» **Problem details**
Pull each line holding "Difference" out of the entries below.

» **Data entries**
=== Begin Enclosure ===

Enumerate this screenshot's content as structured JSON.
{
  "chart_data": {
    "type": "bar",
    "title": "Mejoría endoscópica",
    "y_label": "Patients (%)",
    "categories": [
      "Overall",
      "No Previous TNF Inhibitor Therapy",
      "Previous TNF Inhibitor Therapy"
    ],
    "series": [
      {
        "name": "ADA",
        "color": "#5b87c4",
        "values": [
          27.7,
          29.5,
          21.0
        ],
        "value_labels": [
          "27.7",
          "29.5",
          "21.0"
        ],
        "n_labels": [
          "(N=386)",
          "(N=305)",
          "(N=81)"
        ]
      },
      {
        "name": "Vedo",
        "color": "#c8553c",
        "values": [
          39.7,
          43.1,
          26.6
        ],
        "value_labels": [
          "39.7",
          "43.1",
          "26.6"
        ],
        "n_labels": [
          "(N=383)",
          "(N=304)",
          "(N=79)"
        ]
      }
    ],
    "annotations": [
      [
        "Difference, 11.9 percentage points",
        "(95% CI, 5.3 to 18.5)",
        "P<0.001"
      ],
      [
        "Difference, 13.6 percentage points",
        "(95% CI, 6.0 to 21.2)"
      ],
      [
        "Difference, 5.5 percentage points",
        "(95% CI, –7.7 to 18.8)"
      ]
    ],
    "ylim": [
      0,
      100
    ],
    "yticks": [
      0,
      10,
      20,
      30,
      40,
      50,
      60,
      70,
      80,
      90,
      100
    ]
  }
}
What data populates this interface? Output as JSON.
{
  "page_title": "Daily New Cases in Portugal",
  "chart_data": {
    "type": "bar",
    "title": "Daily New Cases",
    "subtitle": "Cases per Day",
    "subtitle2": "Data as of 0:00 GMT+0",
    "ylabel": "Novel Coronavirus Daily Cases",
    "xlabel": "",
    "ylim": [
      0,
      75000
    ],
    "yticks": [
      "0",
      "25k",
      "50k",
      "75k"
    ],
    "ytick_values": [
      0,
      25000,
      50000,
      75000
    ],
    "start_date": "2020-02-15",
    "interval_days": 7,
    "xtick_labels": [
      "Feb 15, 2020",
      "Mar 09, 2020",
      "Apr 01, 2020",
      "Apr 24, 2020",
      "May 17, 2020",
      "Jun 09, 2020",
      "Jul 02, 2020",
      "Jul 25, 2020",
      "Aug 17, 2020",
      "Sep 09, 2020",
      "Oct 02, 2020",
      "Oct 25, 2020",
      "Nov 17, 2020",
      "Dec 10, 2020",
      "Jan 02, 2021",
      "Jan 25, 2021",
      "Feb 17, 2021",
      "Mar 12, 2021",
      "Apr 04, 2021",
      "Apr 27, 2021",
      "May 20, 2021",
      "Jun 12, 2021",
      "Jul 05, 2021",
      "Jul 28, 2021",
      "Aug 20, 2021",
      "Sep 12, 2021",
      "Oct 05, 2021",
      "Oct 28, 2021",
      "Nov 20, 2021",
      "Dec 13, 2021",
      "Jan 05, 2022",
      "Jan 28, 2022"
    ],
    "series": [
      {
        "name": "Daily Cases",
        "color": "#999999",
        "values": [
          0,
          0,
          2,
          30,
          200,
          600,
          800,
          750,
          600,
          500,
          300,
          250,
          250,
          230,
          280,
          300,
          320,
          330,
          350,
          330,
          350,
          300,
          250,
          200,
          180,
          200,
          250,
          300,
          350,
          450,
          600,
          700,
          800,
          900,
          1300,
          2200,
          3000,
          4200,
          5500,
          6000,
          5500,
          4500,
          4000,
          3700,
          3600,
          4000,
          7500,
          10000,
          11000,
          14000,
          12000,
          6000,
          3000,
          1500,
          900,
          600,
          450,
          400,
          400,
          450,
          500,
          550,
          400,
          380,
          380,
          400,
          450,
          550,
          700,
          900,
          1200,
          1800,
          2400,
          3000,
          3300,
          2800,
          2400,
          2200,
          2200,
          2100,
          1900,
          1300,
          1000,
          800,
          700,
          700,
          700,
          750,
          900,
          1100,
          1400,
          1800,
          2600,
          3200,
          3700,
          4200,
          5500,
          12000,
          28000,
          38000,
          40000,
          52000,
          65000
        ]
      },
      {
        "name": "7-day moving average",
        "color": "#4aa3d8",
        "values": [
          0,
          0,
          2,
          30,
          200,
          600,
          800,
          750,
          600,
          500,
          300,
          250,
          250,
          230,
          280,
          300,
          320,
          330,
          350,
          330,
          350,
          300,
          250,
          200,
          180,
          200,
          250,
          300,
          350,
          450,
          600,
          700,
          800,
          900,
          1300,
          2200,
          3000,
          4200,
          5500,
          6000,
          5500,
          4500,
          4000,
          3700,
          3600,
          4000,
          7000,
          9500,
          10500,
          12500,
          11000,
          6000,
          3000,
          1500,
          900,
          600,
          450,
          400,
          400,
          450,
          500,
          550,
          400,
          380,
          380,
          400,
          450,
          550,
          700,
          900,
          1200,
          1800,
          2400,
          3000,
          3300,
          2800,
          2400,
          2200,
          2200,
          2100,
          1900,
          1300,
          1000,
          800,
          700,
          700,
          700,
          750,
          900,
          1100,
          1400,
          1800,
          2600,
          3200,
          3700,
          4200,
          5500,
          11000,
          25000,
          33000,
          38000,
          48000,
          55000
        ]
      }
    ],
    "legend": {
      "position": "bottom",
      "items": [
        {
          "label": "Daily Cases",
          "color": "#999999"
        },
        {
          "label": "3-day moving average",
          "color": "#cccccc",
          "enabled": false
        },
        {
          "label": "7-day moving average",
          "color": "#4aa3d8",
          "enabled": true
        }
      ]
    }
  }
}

=== End Enclosure ===

» **Expected answer**
        "Difference, 11.9 percentage points",
        "Difference, 13.6 percentage points",
        "Difference, 5.5 percentage points",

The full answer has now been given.